_THE TASK_
Carry on the article about White Sox pitcher Bobby Jenks from the point where its text stops, before the listing begins.

They chant his name in Chicago when he takes the mound. He is a new cult hero, the portly savior of a special White Sox season. The fans love the...
CHICAGO — They chant his name in Chicago when he takes the mound. He is a new cult hero, the portly savior of a special White Sox season.
The fans love the fact he looks like them, a Regular Joe in a disheveled baseball uniform. What they love even more is the 100 mph fastball blowing past hitters.
What they loved most was the 100 mph fastball blowing past Red Sox hitters, two excruciating innings worth of crucial outs to nail down Game 2 of the American League Division Series.
He has a right arm from the heavens, the steely eyed composure of a veteran closer and now an unlimited future in the major leagues.
Bobby Jenks, all 270 pounds of him, all 24 years of him, has changed the story line heading into tonight’s opener of the AL Championship Series.
Who knew it was going to be a feel-good tale of redemption? This looked, for the longest time, like another tear-jerker about talent squandered, a tragedy in the making about a reckless kid from Idaho who couldn’t grow up, who would drink and carouse himself right out of baseball.
He had landed in the Seattle area in 1999, a high-school dropout rescued by Mark Potoshnik of the Northwest Baseball Academy in Lynnwood. Potoshnik had merely wanted an arm for his summer-league team, the Seattle Bombers, but he ended up as a mentor to a kid who had been living with his family in a log cabin in Spirit Lake, Idaho.
To help save his draft eligibility, Potoshnik took Jenks into his home and enrolled him in Inglemoor High School in Bothell, where he graduated in 2000 but never played baseball. In fact, Jenks barely had a high-school baseball career, having been academically ineligible for three of his four years.
But he had that golden arm — “far and away, the most talented individual I’ve ever been around, in terms of arm strength,” said Potoshnik.
“Everyone who saw him back when he was younger, it was never a matter of ability. It was whether he was going to be healthy. And, with his background, is he going to be able to overcome some things and learn how the rest of society works, and be able to flourish in that environment.”
For a long while, the answer was no — an emphatic no at that.
Potoshnik set up scouting showcases. The story of Jenks’ first workout for 30 scouts has become the stuff of legend, his first pitch sailing 6 feet over the catcher’s head and nearly decapitating the San Diego Padres’ scout.
“Guys were diving all over the place,” said Potoshnik.
The Angels took Jenks in the fifth round, and it didn’t take long for word to get around the minors about the electric arm that reached 102 on the speed guns.
But it was also getting out what a load this kid was — and the world found out in 2003 through an amazing article in ESPN the Magazine that painted a sordid picture of binge drinking and reckless behavior.

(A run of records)
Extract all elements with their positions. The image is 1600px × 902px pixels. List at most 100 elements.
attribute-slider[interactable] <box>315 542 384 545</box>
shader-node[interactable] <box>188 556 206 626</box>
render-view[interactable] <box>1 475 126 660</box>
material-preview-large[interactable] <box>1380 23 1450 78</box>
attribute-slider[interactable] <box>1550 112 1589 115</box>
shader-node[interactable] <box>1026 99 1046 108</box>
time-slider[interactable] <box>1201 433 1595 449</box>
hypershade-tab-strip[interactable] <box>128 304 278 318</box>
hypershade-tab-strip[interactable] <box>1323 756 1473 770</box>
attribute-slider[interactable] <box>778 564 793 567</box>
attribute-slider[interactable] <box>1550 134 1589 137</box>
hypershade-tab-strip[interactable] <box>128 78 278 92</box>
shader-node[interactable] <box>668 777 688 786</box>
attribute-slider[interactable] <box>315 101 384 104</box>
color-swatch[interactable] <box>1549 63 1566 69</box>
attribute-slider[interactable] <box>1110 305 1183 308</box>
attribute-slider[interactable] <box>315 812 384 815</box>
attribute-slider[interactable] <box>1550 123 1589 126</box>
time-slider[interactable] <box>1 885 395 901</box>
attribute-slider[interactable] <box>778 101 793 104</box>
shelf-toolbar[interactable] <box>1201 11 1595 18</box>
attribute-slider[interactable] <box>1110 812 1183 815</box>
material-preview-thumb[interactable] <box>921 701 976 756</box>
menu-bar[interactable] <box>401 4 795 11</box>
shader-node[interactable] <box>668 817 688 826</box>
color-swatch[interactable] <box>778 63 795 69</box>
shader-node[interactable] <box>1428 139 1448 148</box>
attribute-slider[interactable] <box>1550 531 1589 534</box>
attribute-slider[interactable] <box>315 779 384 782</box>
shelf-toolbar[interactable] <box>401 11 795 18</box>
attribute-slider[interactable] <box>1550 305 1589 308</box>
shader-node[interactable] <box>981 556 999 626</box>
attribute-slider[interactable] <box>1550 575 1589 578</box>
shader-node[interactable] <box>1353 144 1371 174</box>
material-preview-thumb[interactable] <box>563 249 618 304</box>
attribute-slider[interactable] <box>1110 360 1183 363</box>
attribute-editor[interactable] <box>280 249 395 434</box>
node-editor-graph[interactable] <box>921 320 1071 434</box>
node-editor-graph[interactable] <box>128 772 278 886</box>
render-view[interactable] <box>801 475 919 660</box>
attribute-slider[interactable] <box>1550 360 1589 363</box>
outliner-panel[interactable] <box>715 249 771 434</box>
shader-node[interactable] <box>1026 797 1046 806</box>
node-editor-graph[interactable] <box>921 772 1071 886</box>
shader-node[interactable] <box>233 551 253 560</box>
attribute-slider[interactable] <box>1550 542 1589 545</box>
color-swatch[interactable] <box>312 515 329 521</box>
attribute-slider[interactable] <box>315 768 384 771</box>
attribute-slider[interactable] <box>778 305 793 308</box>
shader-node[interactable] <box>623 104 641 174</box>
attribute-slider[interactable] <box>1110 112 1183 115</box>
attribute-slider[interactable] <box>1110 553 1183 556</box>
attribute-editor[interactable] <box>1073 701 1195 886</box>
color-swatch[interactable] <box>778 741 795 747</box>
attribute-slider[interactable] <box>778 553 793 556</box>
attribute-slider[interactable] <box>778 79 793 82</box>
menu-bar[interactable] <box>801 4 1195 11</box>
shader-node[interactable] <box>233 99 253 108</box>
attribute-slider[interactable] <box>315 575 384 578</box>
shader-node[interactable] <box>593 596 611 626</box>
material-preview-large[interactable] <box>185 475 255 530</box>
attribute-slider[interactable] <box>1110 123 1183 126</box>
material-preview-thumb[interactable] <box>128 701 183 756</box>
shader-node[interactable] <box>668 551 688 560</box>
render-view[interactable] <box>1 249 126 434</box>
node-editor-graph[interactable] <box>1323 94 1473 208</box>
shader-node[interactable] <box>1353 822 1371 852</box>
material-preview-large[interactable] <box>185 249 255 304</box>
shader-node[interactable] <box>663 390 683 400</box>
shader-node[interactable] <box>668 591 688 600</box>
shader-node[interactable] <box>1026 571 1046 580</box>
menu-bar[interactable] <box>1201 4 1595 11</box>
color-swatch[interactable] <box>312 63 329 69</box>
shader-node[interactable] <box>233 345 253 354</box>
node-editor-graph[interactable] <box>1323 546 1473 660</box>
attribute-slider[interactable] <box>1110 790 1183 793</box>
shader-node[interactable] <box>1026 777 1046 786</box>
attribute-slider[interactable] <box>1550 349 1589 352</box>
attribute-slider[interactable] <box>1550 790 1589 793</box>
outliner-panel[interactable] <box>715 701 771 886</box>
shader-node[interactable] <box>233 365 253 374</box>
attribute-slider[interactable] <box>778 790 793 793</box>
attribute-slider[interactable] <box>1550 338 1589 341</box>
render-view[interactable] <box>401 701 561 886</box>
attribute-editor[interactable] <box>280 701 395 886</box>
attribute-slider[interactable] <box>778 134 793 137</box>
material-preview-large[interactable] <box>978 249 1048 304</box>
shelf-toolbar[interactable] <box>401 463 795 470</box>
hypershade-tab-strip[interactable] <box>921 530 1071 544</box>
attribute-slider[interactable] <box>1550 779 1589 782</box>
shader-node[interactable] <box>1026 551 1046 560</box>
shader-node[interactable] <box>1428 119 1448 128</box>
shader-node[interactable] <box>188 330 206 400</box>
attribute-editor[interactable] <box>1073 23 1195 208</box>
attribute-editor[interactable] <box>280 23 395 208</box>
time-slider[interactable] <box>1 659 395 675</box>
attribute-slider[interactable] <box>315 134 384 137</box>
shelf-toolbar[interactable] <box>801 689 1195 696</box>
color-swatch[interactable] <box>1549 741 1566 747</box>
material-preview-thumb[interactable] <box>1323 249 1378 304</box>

_THE RESULT_
The article told of Jenks getting suspended from the Angels’ Class AA team for repeatedly bringing beer on the bus. It told of how, “in a drunken stupor, he took a lighter and burned the backside of his pitching hand, opening a wound the size of a silver dollar. He then torched his left hand and the underside of both forearms — before passing out.”
It told how he would refer to his agent, Matt Soshnick, as D.J. — short for Dirty Jew (Jenks has denied this). Soshnick, now one of four former agents of Jenks, told the magazine:
“Imagine being in the top five in the world at what you do, and your demons are so terrible that your ability is dwarfed. That’s Bobby Jenks. The worst thing that could happen is if he gets to the big leagues. If he gets to the big leagues, he’ll free fall. He can’t handle success.”
For a long while, the demons seemed to be winning. Jenks was demoted to Class A, sidelined last year with a serious elbow injury and eventually taken off the Angels’ roster last winter. The White Sox, who saw the electric fastball and figured they could work with the attitude, claimed him for $20,000.
Meanwhile, Jenks was seeing the light. He married Adele, a Seattle-area woman whom he met at Dick’s Drive-In. They now have two young kids, Cuma and Nolan.
“That would settle anyone down,” he said yesterday before the White Sox’s workout. “Knowing when I come home, even if I had a bad game, my daughter and son will still come over and give me a big hug.”
The tales of excess and debauchery are in the past, he insisted.
“I don’t think I did anything out of character from what any other 21-year-old would have done,” he said. “Being a young kid and doing some things, I mean, everyone’s gone through it. I was just under a bigger magnifying glass.
“I didn’t go through the college scene at all. So everything I did would have been my college years early on.”
The White Sox say they haven’t seen any signs of the tormented Jenks, only an attentive pitcher who follows the rules and ends the rallies. The arm has fully healed, and since coming up from the minors in July, he has emerged as the essential closer to replace faltering Dustin Hermanson.
“There’s never been a smudge on his slate, as far as I’m concerned,” pitching coach Don Cooper said. “I don’t judge anybody until we get him. He’s been great. There hasn’t even been a question. Anything in the past is simply that: the past.”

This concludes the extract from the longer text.